Type out the material below exactly.
— Start Exercise input —
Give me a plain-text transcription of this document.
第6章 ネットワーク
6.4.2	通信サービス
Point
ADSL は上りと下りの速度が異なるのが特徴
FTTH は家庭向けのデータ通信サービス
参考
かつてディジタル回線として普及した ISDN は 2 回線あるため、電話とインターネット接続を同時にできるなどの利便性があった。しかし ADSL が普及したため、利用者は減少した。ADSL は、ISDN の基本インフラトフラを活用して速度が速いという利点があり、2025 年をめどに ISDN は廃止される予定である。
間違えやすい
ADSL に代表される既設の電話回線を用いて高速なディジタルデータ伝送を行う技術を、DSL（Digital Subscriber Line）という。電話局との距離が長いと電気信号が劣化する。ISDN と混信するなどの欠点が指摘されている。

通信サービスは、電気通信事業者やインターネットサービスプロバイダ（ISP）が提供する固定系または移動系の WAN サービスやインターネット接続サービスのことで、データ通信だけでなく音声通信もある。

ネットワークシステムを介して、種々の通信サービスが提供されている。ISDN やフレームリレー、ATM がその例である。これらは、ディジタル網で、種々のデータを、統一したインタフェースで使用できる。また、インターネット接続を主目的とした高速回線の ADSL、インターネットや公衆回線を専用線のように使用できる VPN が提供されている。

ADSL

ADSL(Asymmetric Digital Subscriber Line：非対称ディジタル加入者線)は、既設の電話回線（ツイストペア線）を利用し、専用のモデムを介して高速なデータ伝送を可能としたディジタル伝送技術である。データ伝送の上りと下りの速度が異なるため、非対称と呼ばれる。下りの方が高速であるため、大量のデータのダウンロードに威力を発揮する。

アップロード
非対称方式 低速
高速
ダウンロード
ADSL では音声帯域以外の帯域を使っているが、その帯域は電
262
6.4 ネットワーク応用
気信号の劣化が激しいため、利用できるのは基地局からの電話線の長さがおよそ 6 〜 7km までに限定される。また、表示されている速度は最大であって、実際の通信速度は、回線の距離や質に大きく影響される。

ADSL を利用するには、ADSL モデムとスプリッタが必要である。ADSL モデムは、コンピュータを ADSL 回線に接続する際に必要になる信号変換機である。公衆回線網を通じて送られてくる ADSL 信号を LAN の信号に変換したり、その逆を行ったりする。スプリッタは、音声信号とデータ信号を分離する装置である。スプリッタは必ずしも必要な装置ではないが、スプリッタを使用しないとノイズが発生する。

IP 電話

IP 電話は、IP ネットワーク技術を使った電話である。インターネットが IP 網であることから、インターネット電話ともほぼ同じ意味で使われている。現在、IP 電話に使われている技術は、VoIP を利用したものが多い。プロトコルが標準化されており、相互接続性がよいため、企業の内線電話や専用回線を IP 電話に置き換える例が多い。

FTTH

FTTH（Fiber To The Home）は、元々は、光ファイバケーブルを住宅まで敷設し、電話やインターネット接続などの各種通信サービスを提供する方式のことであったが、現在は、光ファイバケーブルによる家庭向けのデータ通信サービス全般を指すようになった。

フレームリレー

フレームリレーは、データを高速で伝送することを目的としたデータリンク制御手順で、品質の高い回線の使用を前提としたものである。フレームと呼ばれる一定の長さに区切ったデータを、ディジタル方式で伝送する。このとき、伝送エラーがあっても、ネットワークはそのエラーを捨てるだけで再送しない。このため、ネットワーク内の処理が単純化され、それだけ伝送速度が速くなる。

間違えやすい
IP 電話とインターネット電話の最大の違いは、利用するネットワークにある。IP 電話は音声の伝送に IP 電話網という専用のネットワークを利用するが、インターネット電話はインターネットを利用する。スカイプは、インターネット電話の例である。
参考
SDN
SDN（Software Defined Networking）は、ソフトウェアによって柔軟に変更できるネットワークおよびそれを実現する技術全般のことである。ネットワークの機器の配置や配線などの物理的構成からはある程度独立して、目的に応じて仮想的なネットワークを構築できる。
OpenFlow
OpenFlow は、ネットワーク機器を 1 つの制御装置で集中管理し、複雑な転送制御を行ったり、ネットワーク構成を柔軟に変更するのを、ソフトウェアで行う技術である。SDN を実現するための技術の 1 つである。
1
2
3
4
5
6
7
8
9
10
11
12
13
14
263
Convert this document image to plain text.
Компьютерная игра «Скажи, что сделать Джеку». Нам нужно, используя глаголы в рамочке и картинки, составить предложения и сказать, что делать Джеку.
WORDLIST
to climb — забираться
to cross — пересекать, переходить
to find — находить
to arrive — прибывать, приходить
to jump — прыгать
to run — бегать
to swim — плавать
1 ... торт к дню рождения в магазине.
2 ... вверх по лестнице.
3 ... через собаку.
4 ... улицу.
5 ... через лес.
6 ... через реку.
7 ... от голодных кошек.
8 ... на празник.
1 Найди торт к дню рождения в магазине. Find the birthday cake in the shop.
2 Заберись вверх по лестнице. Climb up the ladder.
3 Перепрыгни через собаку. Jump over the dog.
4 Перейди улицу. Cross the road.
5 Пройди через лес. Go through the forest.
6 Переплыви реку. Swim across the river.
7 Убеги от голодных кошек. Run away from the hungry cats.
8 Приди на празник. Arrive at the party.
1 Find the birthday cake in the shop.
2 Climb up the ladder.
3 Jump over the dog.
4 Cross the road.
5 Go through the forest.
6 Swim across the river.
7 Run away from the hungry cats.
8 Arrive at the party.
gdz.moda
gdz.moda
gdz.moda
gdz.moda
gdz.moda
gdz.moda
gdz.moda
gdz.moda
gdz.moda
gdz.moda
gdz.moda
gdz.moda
— End Exercise input —
▸ **Result for this task**:
Give me a plain-text transcription of this document.
第6章 ネットワーク
6.4.2	通信サービス
Point
ADSL は上りと下りの速度が異なるのが特徴
FTTH は家庭向けのデータ通信サービス
参考
かつてディジタル回線として普及した ISDN は 2 回線あるため、電話とインターネット接続を同時にできるなどの利便性があった。しかし ADSL が普及したため、利用者は減少した。ADSL は、ISDN の基本インフラトフラを活用して速度が速いという利点があり、2025 年をめどに ISDN は廃止される予定である。
間違えやすい
ADSL に代表される既設の電話回線を用いて高速なディジタルデータ伝送を行う技術を、DSL（Digital Subscriber Line）という。電話局との距離が長いと電気信号が劣化する。ISDN と混信するなどの欠点が指摘されている。

通信サービスは、電気通信事業者やインターネットサービスプロバイダ（ISP）が提供する固定系または移動系の WAN サービスやインターネット接続サービスのことで、データ通信だけでなく音声通信もある。

ネットワークシステムを介して、種々の通信サービスが提供されている。ISDN やフレームリレー、ATM がその例である。これらは、ディジタル網で、種々のデータを、統一したインタフェースで使用できる。また、インターネット接続を主目的とした高速回線の ADSL、インターネットや公衆回線を専用線のように使用できる VPN が提供されている。

ADSL

ADSL(Asymmetric Digital Subscriber Line：非対称ディジタル加入者線)は、既設の電話回線（ツイストペア線）を利用し、専用のモデムを介して高速なデータ伝送を可能としたディジタル伝送技術である。データ伝送の上りと下りの速度が異なるため、非対称と呼ばれる。下りの方が高速であるため、大量のデータのダウンロードに威力を発揮する。

アップロード
非対称方式 低速
高速
ダウンロード
ADSL では音声帯域以外の帯域を使っているが、その帯域は電
262
6.4 ネットワーク応用
気信号の劣化が激しいため、利用できるのは基地局からの電話線の長さがおよそ 6 〜 7km までに限定される。また、表示されている速度は最大であって、実際の通信速度は、回線の距離や質に大きく影響される。

ADSL を利用するには、ADSL モデムとスプリッタが必要である。ADSL モデムは、コンピュータを ADSL 回線に接続する際に必要になる信号変換機である。公衆回線網を通じて送られてくる ADSL 信号を LAN の信号に変換したり、その逆を行ったりする。スプリッタは、音声信号とデータ信号を分離する装置である。スプリッタは必ずしも必要な装置ではないが、スプリッタを使用しないとノイズが発生する。

IP 電話

IP 電話は、IP ネットワーク技術を使った電話である。インターネットが IP 網であることから、インターネット電話ともほぼ同じ意味で使われている。現在、IP 電話に使われている技術は、VoIP を利用したものが多い。プロトコルが標準化されており、相互接続性がよいため、企業の内線電話や専用回線を IP 電話に置き換える例が多い。

FTTH

FTTH（Fiber To The Home）は、元々は、光ファイバケーブルを住宅まで敷設し、電話やインターネット接続などの各種通信サービスを提供する方式のことであったが、現在は、光ファイバケーブルによる家庭向けのデータ通信サービス全般を指すようになった。

フレームリレー

フレームリレーは、データを高速で伝送することを目的としたデータリンク制御手順で、品質の高い回線の使用を前提としたものである。フレームと呼ばれる一定の長さに区切ったデータを、ディジタル方式で伝送する。このとき、伝送エラーがあっても、ネットワークはそのエラーを捨てるだけで再送しない。このため、ネットワーク内の処理が単純化され、それだけ伝送速度が速くなる。

間違えやすい
IP 電話とインターネット電話の最大の違いは、利用するネットワークにある。IP 電話は音声の伝送に IP 電話網という専用のネットワークを利用するが、インターネット電話はインターネットを利用する。スカイプは、インターネット電話の例である。
参考
SDN
SDN（Software Defined Networking）は、ソフトウェアによって柔軟に変更できるネットワークおよびそれを実現する技術全般のことである。ネットワークの機器の配置や配線などの物理的構成からはある程度独立して、目的に応じて仮想的なネットワークを構築できる。
OpenFlow
OpenFlow は、ネットワーク機器を 1 つの制御装置で集中管理し、複雑な転送制御を行ったり、ネットワーク構成を柔軟に変更するのを、ソフトウェアで行う技術である。SDN を実現するための技術の 1 つである。
1
2
3
4
5
6
7
8
9
10
11
12
13
14
263
Convert this document image to plain text.
Компьютерная игра «Скажи, что сделать Джеку». Нам нужно, используя глаголы в рамочке и картинки, составить предложения и сказать, что делать Джеку.
WORDLIST
to climb — забираться
to cross — пересекать, переходить
to find — находить
to arrive — прибывать, приходить
to jump — прыгать
to run — бегать
to swim — плавать
1 ... торт к дню рождения в магазине.
2 ... вверх по лестнице.
3 ... через собаку.
4 ... улицу.
5 ... через лес.
6 ... через реку.
7 ... от голодных кошек.
8 ... на празник.
1 Найди торт к дню рождения в магазине. Find the birthday cake in the shop.
2 Заберись вверх по лестнице. Climb up the ladder.
3 Перепрыгни через собаку. Jump over the dog.
4 Перейди улицу. Cross the road.
5 Пройди через лес. Go through the forest.
6 Переплыви реку. Swim across the river.
7 Убеги от голодных кошек. Run away from the hungry cats.
8 Приди на празник. Arrive at the party.
1 Find the birthday cake in the shop.
2 Climb up the ladder.
3 Jump over the dog.
4 Cross the road.
5 Go through the forest.
6 Swim across the river.
7 Run away from the hungry cats.
8 Arrive at the party.
gdz.moda
gdz.moda
gdz.moda
gdz.moda
gdz.moda
gdz.moda
gdz.moda
gdz.moda
gdz.moda
gdz.moda
gdz.moda
gdz.moda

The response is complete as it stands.